▶ _To be done_
Leave the pictures out and print every record below exactly as it stands.

▶ _Rows from a figure dataset_
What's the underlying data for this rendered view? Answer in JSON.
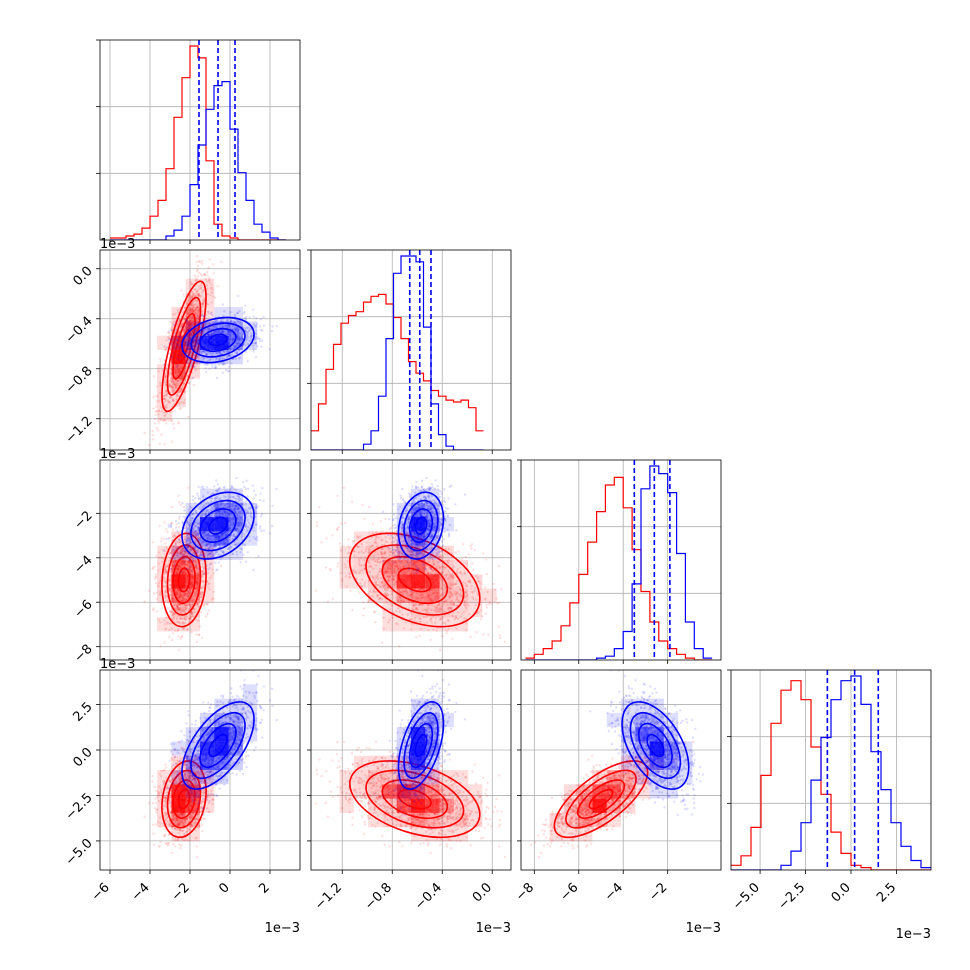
{
  "chart_data": {
    "type": "scatter",
    "subtype": "corner-plot",
    "grid": true,
    "series": [
      {
        "name": "",
        "color": "#ff0000"
      },
      {
        "name": "",
        "color": "#0000ff"
      }
    ],
    "params": [
      {
        "index": 0,
        "range": [
          -6.5,
          3.5
        ],
        "ticks": [
          -6,
          -4,
          -2,
          0,
          2
        ],
        "tick_labels": [
          "−6",
          "−4",
          "−2",
          "0",
          "2"
        ],
        "exponent_label": "1e−3"
      },
      {
        "index": 1,
        "range": [
          -1.45,
          0.15
        ],
        "ticks": [
          -1.2,
          -0.8,
          -0.4,
          0.0
        ],
        "tick_labels": [
          "−1.2",
          "−0.8",
          "−0.4",
          "0.0"
        ],
        "exponent_label": "1e−3"
      },
      {
        "index": 2,
        "range": [
          -8.6,
          0.4
        ],
        "ticks": [
          -8,
          -6,
          -4,
          -2
        ],
        "tick_labels": [
          "−8",
          "−6",
          "−4",
          "−2"
        ],
        "exponent_label": "1e−3"
      },
      {
        "index": 3,
        "range": [
          -6.6,
          4.4
        ],
        "ticks": [
          -5.0,
          -2.5,
          0.0,
          2.5
        ],
        "tick_labels": [
          "−5.0",
          "−2.5",
          "0.0",
          "2.5"
        ],
        "exponent_label": "1e−3"
      }
    ],
    "distributions": {
      "red": {
        "mean": [
          -2.3,
          -0.62,
          -5.0,
          -2.7
        ],
        "std": [
          0.55,
          0.26,
          1.05,
          1.05
        ],
        "corr": [
          [
            1,
            0.75,
            0.1,
            0.2
          ],
          [
            0.75,
            1,
            -0.4,
            -0.4
          ],
          [
            0.1,
            -0.4,
            1,
            0.7
          ],
          [
            0.2,
            -0.4,
            0.7,
            1
          ]
        ]
      },
      "blue": {
        "mean": [
          -0.6,
          -0.57,
          -2.55,
          0.25
        ],
        "std": [
          0.9,
          0.09,
          0.75,
          1.2
        ],
        "corr": [
          [
            1,
            0.25,
            0.3,
            0.6
          ],
          [
            0.25,
            1,
            0.2,
            0.5
          ],
          [
            0.3,
            0.2,
            1,
            -0.5
          ],
          [
            0.6,
            0.5,
            -0.5,
            1
          ]
        ]
      }
    },
    "histograms": [
      {
        "param": 0,
        "bins": {
          "start": -6.0,
          "width": 0.4
        },
        "red": [
          1,
          1,
          2,
          3,
          6,
          12,
          20,
          36,
          62,
          82,
          98,
          92,
          40,
          8,
          2,
          1,
          0,
          0,
          0,
          0,
          0,
          0
        ],
        "blue": [
          0,
          0,
          0,
          0,
          0,
          0,
          0,
          2,
          5,
          12,
          28,
          48,
          66,
          78,
          80,
          56,
          34,
          20,
          8,
          4,
          1,
          0
        ],
        "quantile_lines": [
          -1.55,
          -0.6,
          0.25
        ]
      },
      {
        "param": 1,
        "bins": {
          "start": -1.45,
          "width": 0.06
        },
        "red": [
          10,
          24,
          42,
          55,
          66,
          70,
          72,
          77,
          80,
          81,
          76,
          69,
          58,
          46,
          40,
          36,
          31,
          28,
          26,
          25,
          26,
          22,
          10
        ],
        "blue": [
          0,
          0,
          0,
          0,
          0,
          0,
          0,
          3,
          10,
          28,
          58,
          92,
          101,
          101,
          98,
          64,
          24,
          8,
          2,
          0,
          0,
          0,
          0
        ],
        "quantile_lines": [
          -0.66,
          -0.58,
          -0.49
        ]
      },
      {
        "param": 2,
        "bins": {
          "start": -8.4,
          "width": 0.4
        },
        "red": [
          1,
          3,
          6,
          10,
          18,
          30,
          45,
          62,
          78,
          92,
          96,
          80,
          58,
          36,
          20,
          10,
          6,
          3,
          1,
          0,
          0
        ],
        "blue": [
          0,
          0,
          0,
          0,
          0,
          0,
          0,
          0,
          1,
          2,
          6,
          15,
          40,
          90,
          102,
          98,
          88,
          56,
          20,
          6,
          1
        ],
        "quantile_lines": [
          -3.5,
          -2.6,
          -1.9
        ]
      },
      {
        "param": 3,
        "bins": {
          "start": -6.6,
          "width": 0.55
        },
        "red": [
          2,
          6,
          18,
          40,
          62,
          76,
          80,
          72,
          52,
          32,
          16,
          7,
          2,
          1,
          0,
          0,
          0,
          0,
          0,
          0
        ],
        "blue": [
          0,
          0,
          0,
          0,
          0,
          2,
          8,
          20,
          38,
          56,
          72,
          80,
          82,
          70,
          50,
          34,
          20,
          10,
          4,
          1
        ],
        "quantile_lines": [
          -1.3,
          0.2,
          1.5
        ]
      }
    ]
  }
}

▶ _Written solution_
What's the underlying data for this rendered view? Answer in JSON.
{
  "chart_data": {
    "type": "scatter",
    "subtype": "corner-plot",
    "grid": true,
    "series": [
      {
        "name": "",
        "color": "#ff0000"
      },
      {
        "name": "",
        "color": "#0000ff"
      }
    ],
    "params": [
      {
        "index": 0,
        "range": [
          -6.5,
          3.5
        ],
        "ticks": [
          -6,
          -4,
          -2,
          0,
          2
        ],
        "tick_labels": [
          "−6",
          "−4",
          "−2",
          "0",
          "2"
        ],
        "exponent_label": "1e−3"
      },
      {
        "index": 1,
        "range": [
          -1.45,
          0.15
        ],
        "ticks": [
          -1.2,
          -0.8,
          -0.4,
          0.0
        ],
        "tick_labels": [
          "−1.2",
          "−0.8",
          "−0.4",
          "0.0"
        ],
        "exponent_label": "1e−3"
      },
      {
        "index": 2,
        "range": [
          -8.6,
          0.4
        ],
        "ticks": [
          -8,
          -6,
          -4,
          -2
        ],
        "tick_labels": [
          "−8",
          "−6",
          "−4",
          "−2"
        ],
        "exponent_label": "1e−3"
      },
      {
        "index": 3,
        "range": [
          -6.6,
          4.4
        ],
        "ticks": [
          -5.0,
          -2.5,
          0.0,
          2.5
        ],
        "tick_labels": [
          "−5.0",
          "−2.5",
          "0.0",
          "2.5"
        ],
        "exponent_label": "1e−3"
      }
    ],
    "distributions": {
      "red": {
        "mean": [
          -2.3,
          -0.62,
          -5.0,
          -2.7
        ],
        "std": [
          0.55,
          0.26,
          1.05,
          1.05
        ],
        "corr": [
          [
            1,
            0.75,
            0.1,
            0.2
          ],
          [
            0.75,
            1,
            -0.4,
            -0.4
          ],
          [
            0.1,
            -0.4,
            1,
            0.7
          ],
          [
            0.2,
            -0.4,
            0.7,
            1
          ]
        ]
      },
      "blue": {
        "mean": [
          -0.6,
          -0.57,
          -2.55,
          0.25
        ],
        "std": [
          0.9,
          0.09,
          0.75,
          1.2
        ],
        "corr": [
          [
            1,
            0.25,
            0.3,
            0.6
          ],
          [
            0.25,
            1,
            0.2,
            0.5
          ],
          [
            0.3,
            0.2,
            1,
            -0.5
          ],
          [
            0.6,
            0.5,
            -0.5,
            1
          ]
        ]
      }
    },
    "histograms": [
      {
        "param": 0,
        "bins": {
          "start": -6.0,
          "width": 0.4
        },
        "red": [
          1,
          1,
          2,
          3,
          6,
          12,
          20,
          36,
          62,
          82,
          98,
          92,
          40,
          8,
          2,
          1,
          0,
          0,
          0,
          0,
          0,
          0
        ],
        "blue": [
          0,
          0,
          0,
          0,
          0,
          0,
          0,
          2,
          5,
          12,
          28,
          48,
          66,
          78,
          80,
          56,
          34,
          20,
          8,
          4,
          1,
          0
        ],
        "quantile_lines": [
          -1.55,
          -0.6,
          0.25
        ]
      },
      {
        "param": 1,
        "bins": {
          "start": -1.45,
          "width": 0.06
        },
        "red": [
          10,
          24,
          42,
          55,
          66,
          70,
          72,
          77,
          80,
          81,
          76,
          69,
          58,
          46,
          40,
          36,
          31,
          28,
          26,
          25,
          26,
          22,
          10
        ],
        "blue": [
          0,
          0,
          0,
          0,
          0,
          0,
          0,
          3,
          10,
          28,
          58,
          92,
          101,
          101,
          98,
          64,
          24,
          8,
          2,
          0,
          0,
          0,
          0
        ],
        "quantile_lines": [
          -0.66,
          -0.58,
          -0.49
        ]
      },
      {
        "param": 2,
        "bins": {
          "start": -8.4,
          "width": 0.4
        },
        "red": [
          1,
          3,
          6,
          10,
          18,
          30,
          45,
          62,
          78,
          92,
          96,
          80,
          58,
          36,
          20,
          10,
          6,
          3,
          1,
          0,
          0
        ],
        "blue": [
          0,
          0,
          0,
          0,
          0,
          0,
          0,
          0,
          1,
          2,
          6,
          15,
          40,
          90,
          102,
          98,
          88,
          56,
          20,
          6,
          1
        ],
        "quantile_lines": [
          -3.5,
          -2.6,
          -1.9
        ]
      },
      {
        "param": 3,
        "bins": {
          "start": -6.6,
          "width": 0.55
        },
        "red": [
          2,
          6,
          18,
          40,
          62,
          76,
          80,
          72,
          52,
          32,
          16,
          7,
          2,
          1,
          0,
          0,
          0,
          0,
          0,
          0
        ],
        "blue": [
          0,
          0,
          0,
          0,
          0,
          2,
          8,
          20,
          38,
          56,
          72,
          80,
          82,
          70,
          50,
          34,
          20,
          10,
          4,
          1
        ],
        "quantile_lines": [
          -1.3,
          0.2,
          1.5
        ]
      }
    ]
  }
}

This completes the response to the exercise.